What you should do: Return each line containing "Medici".

Stored records:
================================
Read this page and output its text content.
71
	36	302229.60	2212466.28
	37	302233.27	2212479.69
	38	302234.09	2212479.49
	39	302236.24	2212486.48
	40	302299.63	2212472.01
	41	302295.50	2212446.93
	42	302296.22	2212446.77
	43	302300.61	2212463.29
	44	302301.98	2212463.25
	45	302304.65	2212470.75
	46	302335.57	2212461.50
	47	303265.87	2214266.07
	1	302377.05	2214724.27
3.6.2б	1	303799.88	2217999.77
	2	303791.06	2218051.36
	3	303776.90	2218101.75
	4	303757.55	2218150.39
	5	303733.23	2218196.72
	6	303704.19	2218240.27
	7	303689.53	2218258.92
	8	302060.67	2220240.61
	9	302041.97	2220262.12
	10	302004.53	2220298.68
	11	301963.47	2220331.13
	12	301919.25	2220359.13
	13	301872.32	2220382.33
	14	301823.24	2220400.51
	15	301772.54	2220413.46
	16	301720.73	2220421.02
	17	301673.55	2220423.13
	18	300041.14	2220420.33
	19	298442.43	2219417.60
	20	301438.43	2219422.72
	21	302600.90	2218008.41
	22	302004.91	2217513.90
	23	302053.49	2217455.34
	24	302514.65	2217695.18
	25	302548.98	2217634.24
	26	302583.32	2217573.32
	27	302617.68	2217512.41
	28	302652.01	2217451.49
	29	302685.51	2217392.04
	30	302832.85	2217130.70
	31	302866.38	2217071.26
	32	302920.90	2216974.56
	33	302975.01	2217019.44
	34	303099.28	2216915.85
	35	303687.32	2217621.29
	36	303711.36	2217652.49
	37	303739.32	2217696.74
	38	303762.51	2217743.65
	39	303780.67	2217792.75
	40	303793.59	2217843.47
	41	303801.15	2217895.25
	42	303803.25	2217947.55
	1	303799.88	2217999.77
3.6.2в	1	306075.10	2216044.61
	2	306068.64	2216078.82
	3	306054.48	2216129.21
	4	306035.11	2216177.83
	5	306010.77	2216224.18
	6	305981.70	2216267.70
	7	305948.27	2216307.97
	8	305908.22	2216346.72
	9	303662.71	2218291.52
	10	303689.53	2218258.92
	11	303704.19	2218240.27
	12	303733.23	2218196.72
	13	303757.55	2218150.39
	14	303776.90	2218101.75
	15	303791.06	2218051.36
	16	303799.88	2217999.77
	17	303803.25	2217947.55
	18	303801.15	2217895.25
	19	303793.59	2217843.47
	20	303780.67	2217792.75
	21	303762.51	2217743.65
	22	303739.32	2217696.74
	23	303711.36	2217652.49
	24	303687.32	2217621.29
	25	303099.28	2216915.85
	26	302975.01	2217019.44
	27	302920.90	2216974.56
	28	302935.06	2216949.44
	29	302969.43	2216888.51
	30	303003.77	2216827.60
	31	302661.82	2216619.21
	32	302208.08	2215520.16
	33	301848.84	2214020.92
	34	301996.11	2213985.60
================================
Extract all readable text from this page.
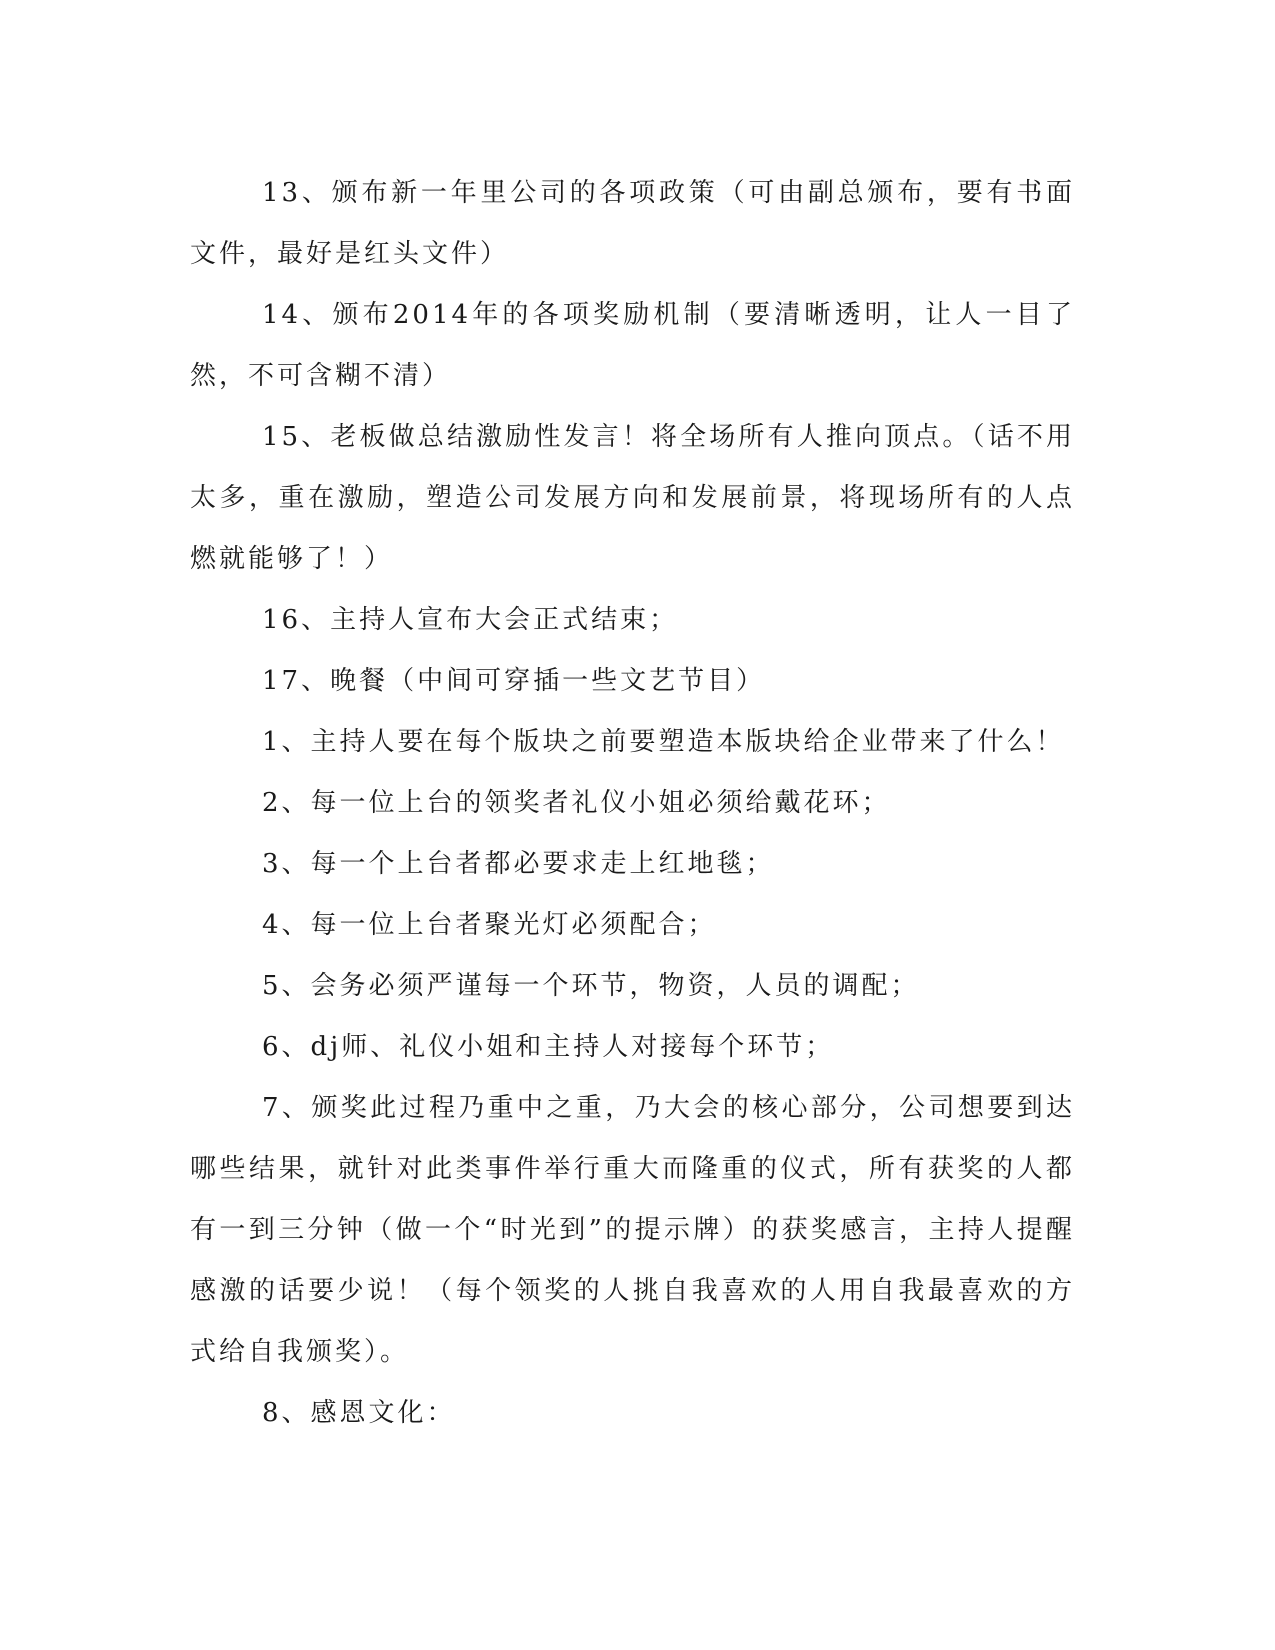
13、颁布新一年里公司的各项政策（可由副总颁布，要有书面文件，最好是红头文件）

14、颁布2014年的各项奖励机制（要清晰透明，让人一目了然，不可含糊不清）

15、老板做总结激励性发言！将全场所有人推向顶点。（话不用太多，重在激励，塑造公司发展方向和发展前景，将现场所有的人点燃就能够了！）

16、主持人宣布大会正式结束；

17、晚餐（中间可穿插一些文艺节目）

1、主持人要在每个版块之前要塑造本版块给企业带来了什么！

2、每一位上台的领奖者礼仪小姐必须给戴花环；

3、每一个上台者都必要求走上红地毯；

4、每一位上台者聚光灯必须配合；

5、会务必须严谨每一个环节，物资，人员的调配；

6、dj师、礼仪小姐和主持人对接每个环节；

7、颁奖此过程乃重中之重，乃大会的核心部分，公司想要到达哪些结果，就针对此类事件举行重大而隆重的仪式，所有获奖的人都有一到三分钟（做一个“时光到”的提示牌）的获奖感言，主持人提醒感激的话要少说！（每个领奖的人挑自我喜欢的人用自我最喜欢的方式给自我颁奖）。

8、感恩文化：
================================
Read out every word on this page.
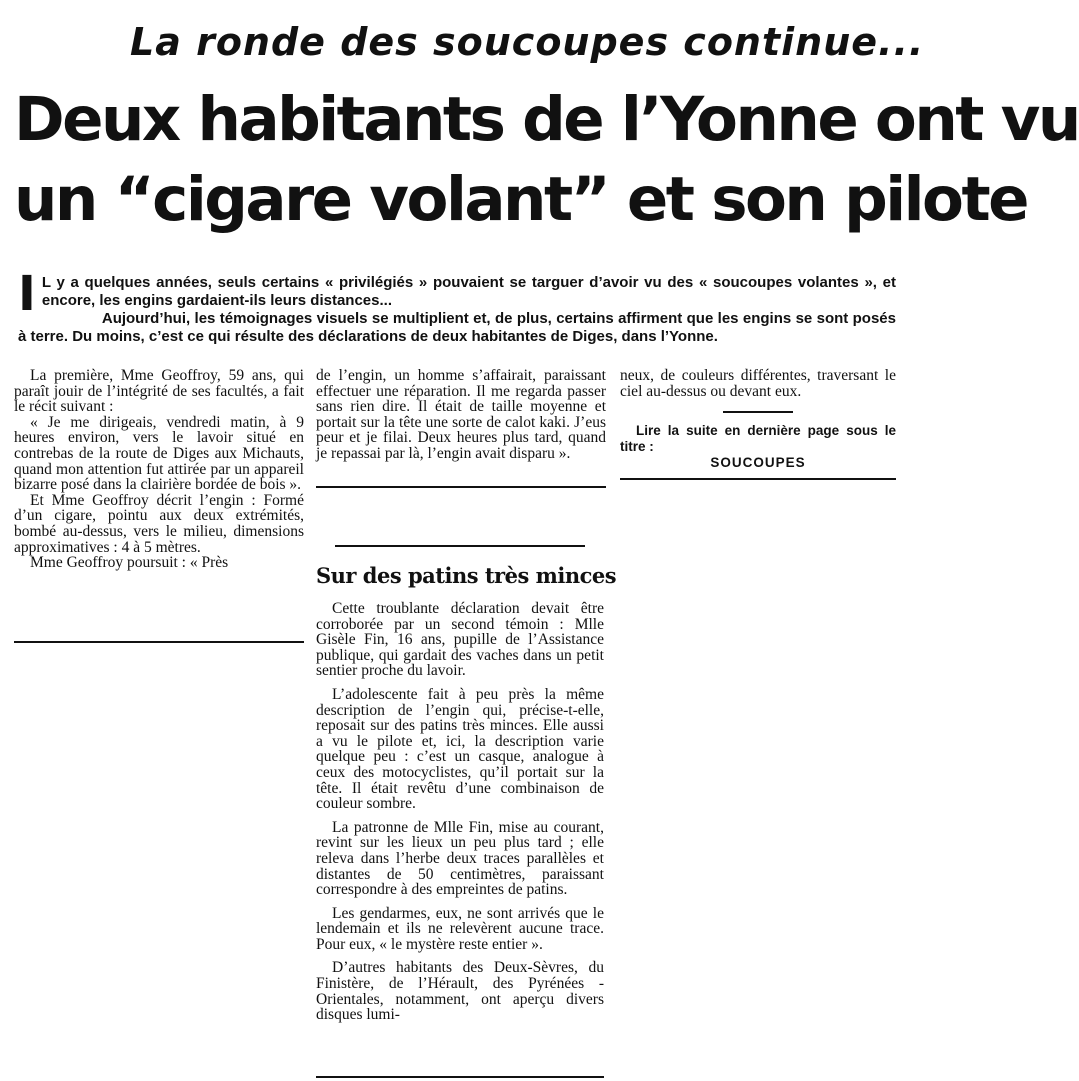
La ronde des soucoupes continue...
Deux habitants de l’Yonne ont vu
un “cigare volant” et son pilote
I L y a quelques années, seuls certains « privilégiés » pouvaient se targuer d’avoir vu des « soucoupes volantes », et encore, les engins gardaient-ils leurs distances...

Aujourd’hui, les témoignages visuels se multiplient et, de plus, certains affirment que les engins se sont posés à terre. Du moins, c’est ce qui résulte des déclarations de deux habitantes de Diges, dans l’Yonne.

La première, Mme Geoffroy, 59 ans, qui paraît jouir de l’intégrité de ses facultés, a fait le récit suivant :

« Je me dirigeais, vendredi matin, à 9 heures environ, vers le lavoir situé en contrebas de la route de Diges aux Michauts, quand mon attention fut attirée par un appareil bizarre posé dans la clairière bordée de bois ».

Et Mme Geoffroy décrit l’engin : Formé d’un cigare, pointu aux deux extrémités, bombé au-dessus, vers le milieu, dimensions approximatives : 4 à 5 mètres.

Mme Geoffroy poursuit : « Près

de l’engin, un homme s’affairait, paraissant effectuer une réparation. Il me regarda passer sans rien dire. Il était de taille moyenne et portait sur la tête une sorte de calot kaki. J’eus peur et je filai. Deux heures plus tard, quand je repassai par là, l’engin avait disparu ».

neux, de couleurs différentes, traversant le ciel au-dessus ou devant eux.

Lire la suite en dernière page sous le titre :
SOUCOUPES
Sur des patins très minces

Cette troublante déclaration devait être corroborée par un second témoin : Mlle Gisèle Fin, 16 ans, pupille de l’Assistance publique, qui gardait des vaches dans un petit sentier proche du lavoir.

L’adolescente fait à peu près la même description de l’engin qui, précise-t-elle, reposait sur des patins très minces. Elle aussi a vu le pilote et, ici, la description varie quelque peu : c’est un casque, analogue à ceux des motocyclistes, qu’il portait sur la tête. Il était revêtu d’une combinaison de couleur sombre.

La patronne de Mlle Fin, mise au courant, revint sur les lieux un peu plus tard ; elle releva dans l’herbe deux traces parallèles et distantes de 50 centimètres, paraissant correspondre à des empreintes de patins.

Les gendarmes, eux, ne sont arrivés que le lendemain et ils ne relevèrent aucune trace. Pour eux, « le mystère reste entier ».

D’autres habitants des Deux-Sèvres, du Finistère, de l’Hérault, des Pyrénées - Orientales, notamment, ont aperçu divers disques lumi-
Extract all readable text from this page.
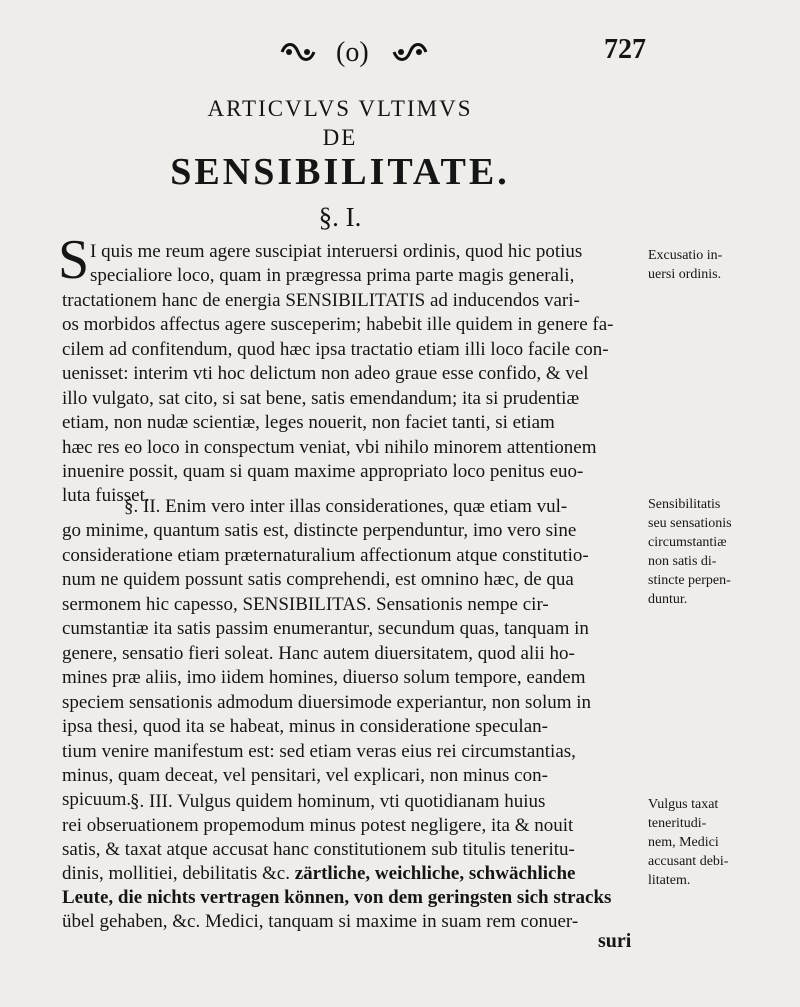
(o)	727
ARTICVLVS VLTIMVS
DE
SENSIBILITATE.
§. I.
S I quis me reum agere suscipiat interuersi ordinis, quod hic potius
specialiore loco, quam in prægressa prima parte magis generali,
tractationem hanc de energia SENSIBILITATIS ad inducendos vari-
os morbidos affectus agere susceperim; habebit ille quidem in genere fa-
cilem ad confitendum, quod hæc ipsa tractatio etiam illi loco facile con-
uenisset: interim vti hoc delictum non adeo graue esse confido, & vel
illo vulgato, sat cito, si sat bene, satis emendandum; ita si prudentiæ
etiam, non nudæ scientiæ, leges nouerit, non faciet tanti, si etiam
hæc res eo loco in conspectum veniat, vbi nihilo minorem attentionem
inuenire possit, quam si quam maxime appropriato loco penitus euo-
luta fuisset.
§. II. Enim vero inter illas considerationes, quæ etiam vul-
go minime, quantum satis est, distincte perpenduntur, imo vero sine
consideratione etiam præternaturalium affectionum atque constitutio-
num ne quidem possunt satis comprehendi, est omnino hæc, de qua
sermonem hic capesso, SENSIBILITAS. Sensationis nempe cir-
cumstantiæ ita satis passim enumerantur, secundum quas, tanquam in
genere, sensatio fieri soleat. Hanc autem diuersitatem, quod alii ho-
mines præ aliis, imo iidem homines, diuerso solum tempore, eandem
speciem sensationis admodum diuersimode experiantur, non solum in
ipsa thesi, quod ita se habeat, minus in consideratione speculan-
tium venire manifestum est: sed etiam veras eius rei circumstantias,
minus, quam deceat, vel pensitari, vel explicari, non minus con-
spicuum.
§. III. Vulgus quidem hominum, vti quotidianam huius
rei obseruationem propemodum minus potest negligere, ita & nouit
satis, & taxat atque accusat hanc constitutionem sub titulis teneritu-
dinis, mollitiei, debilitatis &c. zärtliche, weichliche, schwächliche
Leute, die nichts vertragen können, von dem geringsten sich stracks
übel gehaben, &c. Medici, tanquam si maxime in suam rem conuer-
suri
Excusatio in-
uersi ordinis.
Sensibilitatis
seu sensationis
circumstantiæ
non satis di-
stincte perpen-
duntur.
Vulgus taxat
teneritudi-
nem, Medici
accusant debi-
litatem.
================================
Expected answer:
übel gehaben, &c. Medici, tanquam si maxime in suam rem conuer-
nem, Medici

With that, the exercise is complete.